■ Short exercise ■
Take each line that has the word "frac" and return it.

■ Items listed in a dataset ■
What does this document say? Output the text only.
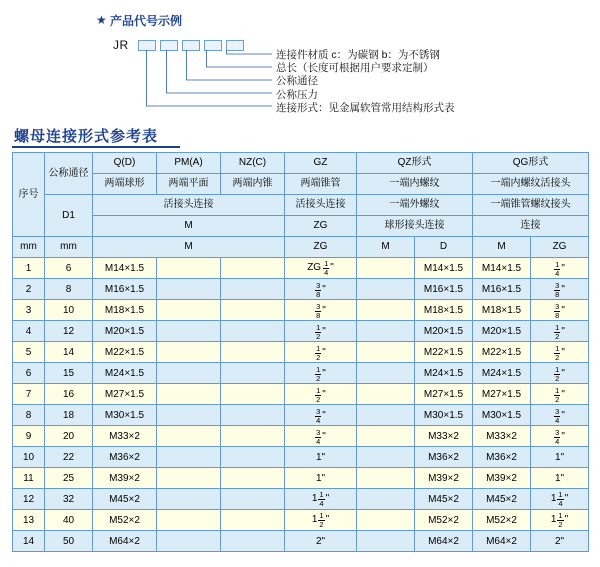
★ 产品代号示例
JR
连接件材质 c：为碳钢 b：为不锈钢
总长（长度可根据用户要求定制）
公称通径
公称压力
连接形式：见金属软管常用结构形式表
螺母连接形式参考表
序号	公称通径	Q(D)	PM(A)	NZ(C)	GZ	QZ形式		QG形式	
		两端球形	两端平面	两端内锥	两端锥管	一端内螺纹		一端内螺纹活接头	
	D1	活接头连接			活接头连接	一端外螺纹		一端锥管螺纹接头	
		M			ZG	球形接头连接		连接	
mm	mm	M			ZG	M	D	M	ZG
1	6	M14×1.5			ZG $\frac{1}{4}$ "		M14×1.5	M14×1.5	$\frac{1}{4}$ "

2	8	M16×1.5			$\frac{3}{8}$ "		M16×1.5	M16×1.5	$\frac{3}{8}$ "

3	10	M18×1.5			$\frac{3}{8}$ "		M18×1.5	M18×1.5	$\frac{3}{8}$ "

4	12	M20×1.5			$\frac{1}{2}$ "		M20×1.5	M20×1.5	$\frac{1}{2}$ "

5	14	M22×1.5			$\frac{1}{2}$ "		M22×1.5	M22×1.5	$\frac{1}{2}$ "

6	15	M24×1.5			$\frac{1}{2}$ "		M24×1.5	M24×1.5	$\frac{1}{2}$ "

7	16	M27×1.5			$\frac{1}{2}$ "		M27×1.5	M27×1.5	$\frac{1}{2}$ "

8	18	M30×1.5			$\frac{3}{4}$ "		M30×1.5	M30×1.5	$\frac{3}{4}$ "

9	20	M33×2			$\frac{3}{4}$ "		M33×2	M33×2	$\frac{3}{4}$ "

10	22	M36×2			1"		M36×2	M36×2	1"

11	25	M39×2			1"		M39×2	M39×2	1"

12	32	M45×2			$1 \frac{1}{4}$ "		M45×2	M45×2	$1 \frac{1}{4}$ "

13	40	M52×2			$1 \frac{1}{2}$ "		M52×2	M52×2	$1 \frac{1}{2}$ "

14	50	M64×2			2"		M64×2	M64×2	2"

■ Answer to the task ■
1	6	M14×1.5			ZG $\frac{1}{4}$ "		M14×1.5	M14×1.5	$\frac{1}{4}$ "
2	8	M16×1.5			$\frac{3}{8}$ "		M16×1.5	M16×1.5	$\frac{3}{8}$ "
3	10	M18×1.5			$\frac{3}{8}$ "		M18×1.5	M18×1.5	$\frac{3}{8}$ "
4	12	M20×1.5			$\frac{1}{2}$ "		M20×1.5	M20×1.5	$\frac{1}{2}$ "
5	14	M22×1.5			$\frac{1}{2}$ "		M22×1.5	M22×1.5	$\frac{1}{2}$ "
6	15	M24×1.5			$\frac{1}{2}$ "		M24×1.5	M24×1.5	$\frac{1}{2}$ "
7	16	M27×1.5			$\frac{1}{2}$ "		M27×1.5	M27×1.5	$\frac{1}{2}$ "
8	18	M30×1.5			$\frac{3}{4}$ "		M30×1.5	M30×1.5	$\frac{3}{4}$ "
9	20	M33×2			$\frac{3}{4}$ "		M33×2	M33×2	$\frac{3}{4}$ "
12	32	M45×2			$1 \frac{1}{4}$ "		M45×2	M45×2	$1 \frac{1}{4}$ "
13	40	M52×2			$1 \frac{1}{2}$ "		M52×2	M52×2	$1 \frac{1}{2}$ "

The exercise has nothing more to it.